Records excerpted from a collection

---*---

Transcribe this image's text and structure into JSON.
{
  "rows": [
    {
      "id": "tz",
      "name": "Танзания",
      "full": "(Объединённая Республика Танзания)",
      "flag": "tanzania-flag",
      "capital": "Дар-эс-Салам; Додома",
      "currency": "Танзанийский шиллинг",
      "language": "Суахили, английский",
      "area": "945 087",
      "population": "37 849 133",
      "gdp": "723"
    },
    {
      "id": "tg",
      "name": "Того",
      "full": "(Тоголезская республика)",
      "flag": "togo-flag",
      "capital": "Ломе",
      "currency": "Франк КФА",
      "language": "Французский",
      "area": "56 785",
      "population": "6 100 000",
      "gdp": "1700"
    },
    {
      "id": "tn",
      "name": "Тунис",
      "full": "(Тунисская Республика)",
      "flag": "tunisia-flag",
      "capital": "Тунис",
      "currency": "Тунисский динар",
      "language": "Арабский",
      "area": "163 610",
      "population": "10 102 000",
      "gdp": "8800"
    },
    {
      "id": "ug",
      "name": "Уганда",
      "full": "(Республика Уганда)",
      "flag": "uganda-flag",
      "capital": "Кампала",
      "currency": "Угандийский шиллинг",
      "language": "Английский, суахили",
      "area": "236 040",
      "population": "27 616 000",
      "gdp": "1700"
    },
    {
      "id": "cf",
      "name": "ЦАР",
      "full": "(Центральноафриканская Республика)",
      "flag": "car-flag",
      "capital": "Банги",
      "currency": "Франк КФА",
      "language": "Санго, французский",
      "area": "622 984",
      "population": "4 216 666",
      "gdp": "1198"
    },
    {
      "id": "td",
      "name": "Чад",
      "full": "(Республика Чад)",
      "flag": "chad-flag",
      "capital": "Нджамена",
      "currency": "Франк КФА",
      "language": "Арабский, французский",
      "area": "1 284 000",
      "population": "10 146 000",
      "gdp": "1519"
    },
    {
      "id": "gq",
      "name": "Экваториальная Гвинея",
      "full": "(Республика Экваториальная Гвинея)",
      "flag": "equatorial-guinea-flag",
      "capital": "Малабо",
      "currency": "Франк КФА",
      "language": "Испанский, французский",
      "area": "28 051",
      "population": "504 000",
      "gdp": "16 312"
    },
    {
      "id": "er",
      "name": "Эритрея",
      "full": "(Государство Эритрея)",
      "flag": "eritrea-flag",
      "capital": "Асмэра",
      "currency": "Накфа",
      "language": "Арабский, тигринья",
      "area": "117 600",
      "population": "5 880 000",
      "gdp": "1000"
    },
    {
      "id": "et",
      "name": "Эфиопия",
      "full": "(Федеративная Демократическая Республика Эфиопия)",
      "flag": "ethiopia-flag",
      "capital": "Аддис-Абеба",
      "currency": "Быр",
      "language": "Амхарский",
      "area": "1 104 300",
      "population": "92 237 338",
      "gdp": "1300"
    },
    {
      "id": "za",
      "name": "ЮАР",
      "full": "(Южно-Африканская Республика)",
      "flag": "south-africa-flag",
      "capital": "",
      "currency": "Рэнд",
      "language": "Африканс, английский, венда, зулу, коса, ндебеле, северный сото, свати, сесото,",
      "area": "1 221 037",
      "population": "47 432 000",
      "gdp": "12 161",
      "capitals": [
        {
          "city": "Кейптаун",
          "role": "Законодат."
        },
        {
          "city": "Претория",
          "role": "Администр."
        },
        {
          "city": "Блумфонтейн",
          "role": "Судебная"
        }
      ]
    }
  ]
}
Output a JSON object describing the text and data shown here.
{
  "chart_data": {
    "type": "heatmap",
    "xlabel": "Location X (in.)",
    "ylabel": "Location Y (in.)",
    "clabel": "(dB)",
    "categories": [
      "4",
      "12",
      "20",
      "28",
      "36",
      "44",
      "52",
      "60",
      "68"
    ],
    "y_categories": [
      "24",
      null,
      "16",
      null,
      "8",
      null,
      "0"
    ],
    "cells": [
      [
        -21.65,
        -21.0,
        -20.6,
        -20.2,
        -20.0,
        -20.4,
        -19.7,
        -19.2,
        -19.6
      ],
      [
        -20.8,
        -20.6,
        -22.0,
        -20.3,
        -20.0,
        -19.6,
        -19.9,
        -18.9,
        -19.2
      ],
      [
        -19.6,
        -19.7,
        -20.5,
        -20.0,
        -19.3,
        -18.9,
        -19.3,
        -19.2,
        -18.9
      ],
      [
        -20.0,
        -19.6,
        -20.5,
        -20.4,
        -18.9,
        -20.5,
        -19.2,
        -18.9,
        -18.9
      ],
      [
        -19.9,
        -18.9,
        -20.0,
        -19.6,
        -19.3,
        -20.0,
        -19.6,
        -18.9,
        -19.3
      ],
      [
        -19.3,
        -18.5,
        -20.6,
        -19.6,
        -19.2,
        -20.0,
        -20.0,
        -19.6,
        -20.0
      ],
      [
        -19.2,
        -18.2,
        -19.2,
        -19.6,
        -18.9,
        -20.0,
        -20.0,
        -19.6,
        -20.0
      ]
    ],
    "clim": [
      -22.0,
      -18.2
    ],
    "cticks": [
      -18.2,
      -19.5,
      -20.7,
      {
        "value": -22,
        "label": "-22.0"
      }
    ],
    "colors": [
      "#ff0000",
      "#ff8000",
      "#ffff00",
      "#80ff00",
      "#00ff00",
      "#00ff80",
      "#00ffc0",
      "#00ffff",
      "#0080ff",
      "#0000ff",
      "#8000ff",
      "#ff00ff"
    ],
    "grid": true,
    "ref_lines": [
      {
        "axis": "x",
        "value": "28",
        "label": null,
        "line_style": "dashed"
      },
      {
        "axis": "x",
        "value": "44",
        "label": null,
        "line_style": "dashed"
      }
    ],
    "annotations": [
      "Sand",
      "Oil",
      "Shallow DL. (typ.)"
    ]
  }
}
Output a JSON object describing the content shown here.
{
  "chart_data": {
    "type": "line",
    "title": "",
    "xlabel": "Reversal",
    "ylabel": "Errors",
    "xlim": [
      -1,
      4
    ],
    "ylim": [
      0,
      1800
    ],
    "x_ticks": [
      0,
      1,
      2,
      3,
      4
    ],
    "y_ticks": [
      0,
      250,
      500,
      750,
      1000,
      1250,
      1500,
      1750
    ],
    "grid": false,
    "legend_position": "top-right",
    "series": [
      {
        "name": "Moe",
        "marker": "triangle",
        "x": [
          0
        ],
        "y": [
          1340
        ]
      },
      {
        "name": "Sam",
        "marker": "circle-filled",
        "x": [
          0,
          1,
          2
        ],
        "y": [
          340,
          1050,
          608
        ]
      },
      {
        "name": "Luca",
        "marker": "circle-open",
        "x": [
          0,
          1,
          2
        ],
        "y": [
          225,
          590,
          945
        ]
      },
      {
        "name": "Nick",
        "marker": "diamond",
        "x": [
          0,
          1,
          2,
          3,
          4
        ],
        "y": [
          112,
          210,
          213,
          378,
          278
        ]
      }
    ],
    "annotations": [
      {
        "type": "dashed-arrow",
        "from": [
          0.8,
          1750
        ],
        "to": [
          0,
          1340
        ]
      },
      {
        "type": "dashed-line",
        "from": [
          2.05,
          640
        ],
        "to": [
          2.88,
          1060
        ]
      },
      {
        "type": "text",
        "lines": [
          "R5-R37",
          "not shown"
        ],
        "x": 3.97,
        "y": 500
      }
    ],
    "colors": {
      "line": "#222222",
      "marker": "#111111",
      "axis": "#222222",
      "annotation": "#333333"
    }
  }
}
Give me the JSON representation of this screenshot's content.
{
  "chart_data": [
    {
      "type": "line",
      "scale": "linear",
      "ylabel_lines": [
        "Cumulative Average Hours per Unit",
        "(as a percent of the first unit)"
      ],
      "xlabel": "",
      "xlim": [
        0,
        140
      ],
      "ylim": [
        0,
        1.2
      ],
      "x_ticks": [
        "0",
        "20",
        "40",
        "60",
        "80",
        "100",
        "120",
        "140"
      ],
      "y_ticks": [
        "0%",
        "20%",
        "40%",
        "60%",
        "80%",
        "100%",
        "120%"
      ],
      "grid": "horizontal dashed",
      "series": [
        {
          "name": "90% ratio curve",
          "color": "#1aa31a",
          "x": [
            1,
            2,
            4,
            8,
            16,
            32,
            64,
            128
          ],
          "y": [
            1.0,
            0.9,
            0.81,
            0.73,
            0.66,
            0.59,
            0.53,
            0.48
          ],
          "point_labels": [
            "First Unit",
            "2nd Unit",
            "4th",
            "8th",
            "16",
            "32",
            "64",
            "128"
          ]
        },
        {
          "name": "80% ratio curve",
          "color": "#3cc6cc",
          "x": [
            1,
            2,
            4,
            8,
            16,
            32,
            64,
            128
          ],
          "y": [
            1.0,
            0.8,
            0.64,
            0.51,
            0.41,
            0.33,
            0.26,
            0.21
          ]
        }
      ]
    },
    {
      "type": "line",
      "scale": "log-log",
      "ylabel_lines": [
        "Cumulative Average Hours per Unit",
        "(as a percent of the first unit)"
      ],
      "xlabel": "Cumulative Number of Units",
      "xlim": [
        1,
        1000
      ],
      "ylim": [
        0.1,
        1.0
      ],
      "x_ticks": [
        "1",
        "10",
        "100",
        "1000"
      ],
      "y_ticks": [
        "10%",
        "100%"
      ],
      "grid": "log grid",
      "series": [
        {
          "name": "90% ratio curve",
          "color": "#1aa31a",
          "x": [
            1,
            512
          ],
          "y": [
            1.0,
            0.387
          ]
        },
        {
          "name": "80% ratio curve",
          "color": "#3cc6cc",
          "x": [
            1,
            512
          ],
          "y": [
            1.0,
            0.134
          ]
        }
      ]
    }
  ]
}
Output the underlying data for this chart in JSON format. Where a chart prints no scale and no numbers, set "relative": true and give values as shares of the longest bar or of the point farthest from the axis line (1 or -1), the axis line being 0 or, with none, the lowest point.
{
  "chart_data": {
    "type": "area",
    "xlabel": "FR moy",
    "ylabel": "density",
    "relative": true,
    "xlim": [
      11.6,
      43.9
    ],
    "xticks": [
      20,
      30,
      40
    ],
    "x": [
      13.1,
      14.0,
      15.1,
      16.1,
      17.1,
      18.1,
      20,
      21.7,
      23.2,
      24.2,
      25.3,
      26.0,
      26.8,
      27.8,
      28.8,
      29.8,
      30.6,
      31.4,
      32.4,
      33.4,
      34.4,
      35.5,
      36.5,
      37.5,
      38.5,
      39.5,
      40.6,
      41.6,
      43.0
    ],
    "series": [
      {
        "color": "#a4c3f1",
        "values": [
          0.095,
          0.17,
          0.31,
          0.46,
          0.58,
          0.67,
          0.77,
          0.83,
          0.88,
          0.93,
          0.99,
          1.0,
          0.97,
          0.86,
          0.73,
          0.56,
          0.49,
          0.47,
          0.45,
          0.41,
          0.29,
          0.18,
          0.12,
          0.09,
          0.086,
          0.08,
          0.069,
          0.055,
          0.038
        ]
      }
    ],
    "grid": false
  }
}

---*---

Select and copy each line from the data that includes the word "grid".

EXERCISE RESPONSE =>
    "grid": true,
    "grid": false,
      "grid": "horizontal dashed",
      "grid": "log grid",
    "grid": false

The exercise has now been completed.